┏━━
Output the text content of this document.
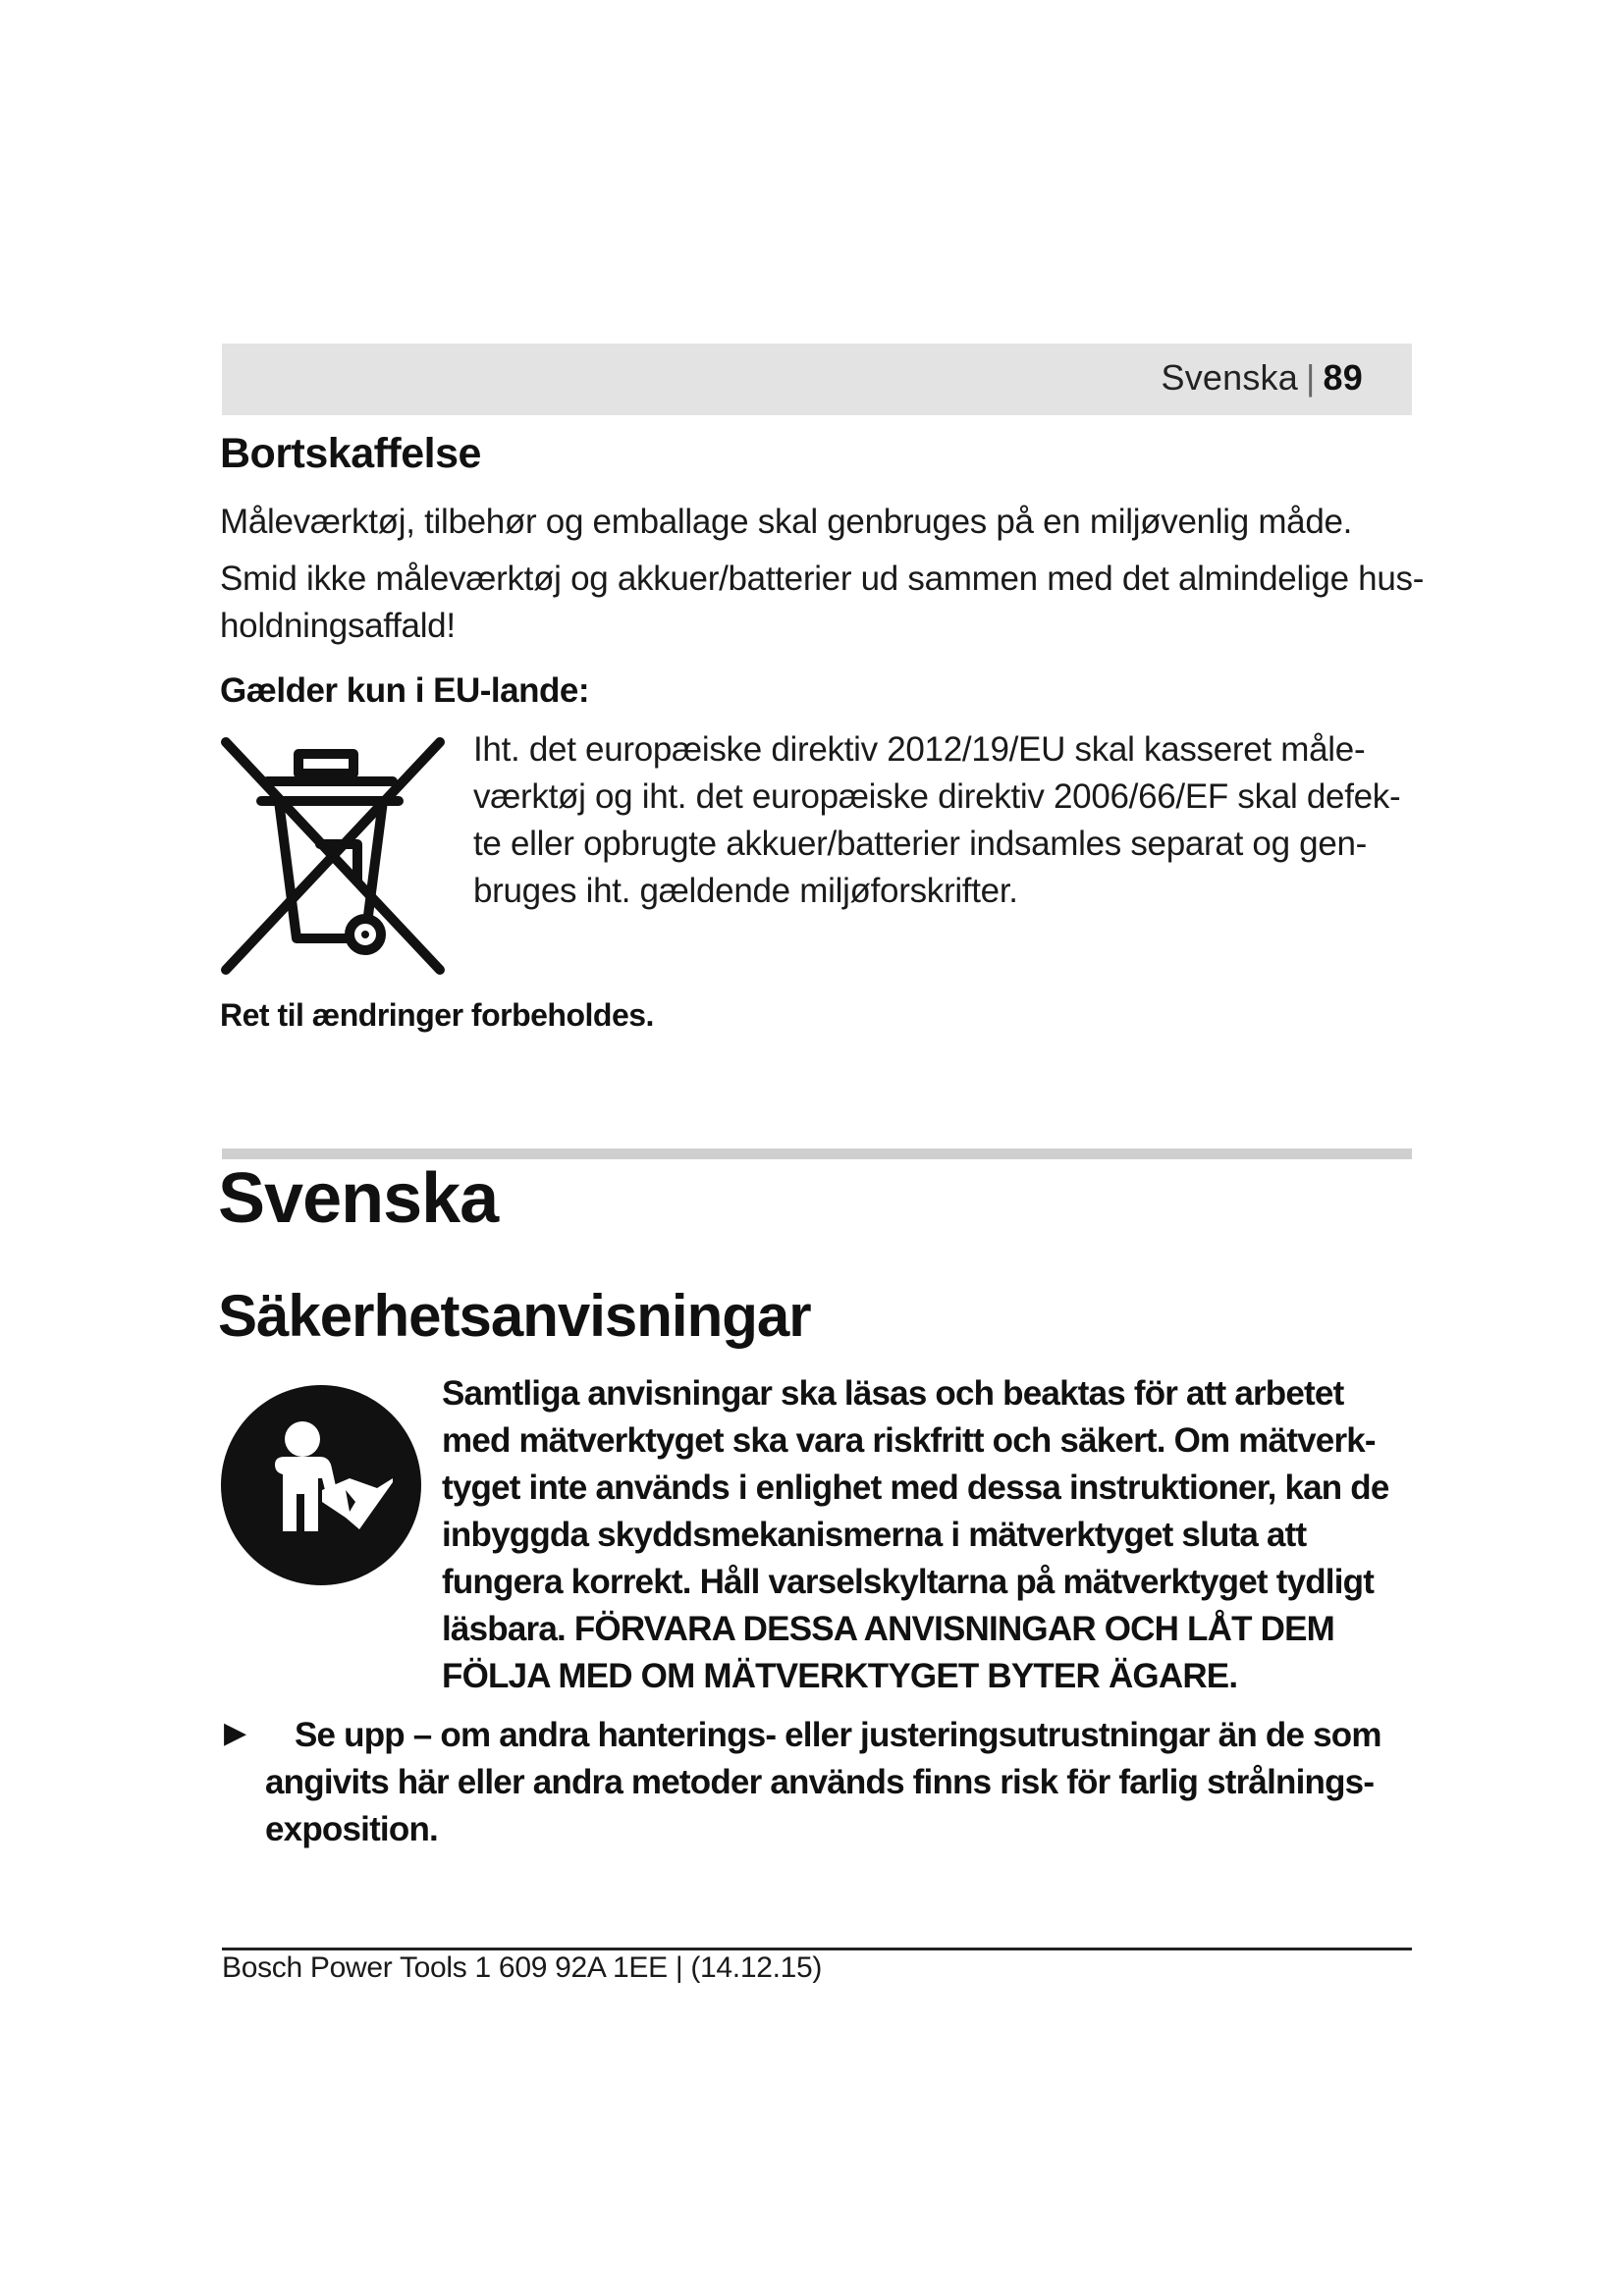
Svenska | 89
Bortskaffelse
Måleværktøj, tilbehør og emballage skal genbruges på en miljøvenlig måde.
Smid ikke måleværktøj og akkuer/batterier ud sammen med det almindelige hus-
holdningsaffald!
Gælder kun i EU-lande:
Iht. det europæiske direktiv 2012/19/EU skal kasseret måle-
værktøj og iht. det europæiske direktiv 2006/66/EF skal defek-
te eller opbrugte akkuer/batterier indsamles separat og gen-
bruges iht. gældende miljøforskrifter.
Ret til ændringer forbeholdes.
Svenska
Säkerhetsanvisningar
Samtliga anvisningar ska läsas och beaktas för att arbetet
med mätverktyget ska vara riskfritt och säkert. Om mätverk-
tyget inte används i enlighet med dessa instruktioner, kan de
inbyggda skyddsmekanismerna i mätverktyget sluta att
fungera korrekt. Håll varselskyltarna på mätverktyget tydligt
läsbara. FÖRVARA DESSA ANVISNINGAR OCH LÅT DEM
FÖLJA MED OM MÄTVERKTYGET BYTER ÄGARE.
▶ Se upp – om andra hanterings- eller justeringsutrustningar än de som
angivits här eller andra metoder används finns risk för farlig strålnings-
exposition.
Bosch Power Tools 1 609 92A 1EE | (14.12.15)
┗━━
— WRITTEN REQUEST —
Copy out the entries verbatim and leave the images out.

— SOLUTION BELOW —
Output the text content of this document.
Svenska | 89
Bortskaffelse
Måleværktøj, tilbehør og emballage skal genbruges på en miljøvenlig måde.
Smid ikke måleværktøj og akkuer/batterier ud sammen med det almindelige hus-
holdningsaffald!
Gælder kun i EU-lande:
Iht. det europæiske direktiv 2012/19/EU skal kasseret måle-
værktøj og iht. det europæiske direktiv 2006/66/EF skal defek-
te eller opbrugte akkuer/batterier indsamles separat og gen-
bruges iht. gældende miljøforskrifter.
Ret til ændringer forbeholdes.
Svenska
Säkerhetsanvisningar
Samtliga anvisningar ska läsas och beaktas för att arbetet
med mätverktyget ska vara riskfritt och säkert. Om mätverk-
tyget inte används i enlighet med dessa instruktioner, kan de
inbyggda skyddsmekanismerna i mätverktyget sluta att
fungera korrekt. Håll varselskyltarna på mätverktyget tydligt
läsbara. FÖRVARA DESSA ANVISNINGAR OCH LÅT DEM
FÖLJA MED OM MÄTVERKTYGET BYTER ÄGARE.
▶ Se upp – om andra hanterings- eller justeringsutrustningar än de som
angivits här eller andra metoder används finns risk för farlig strålnings-
exposition.
Bosch Power Tools 1 609 92A 1EE | (14.12.15)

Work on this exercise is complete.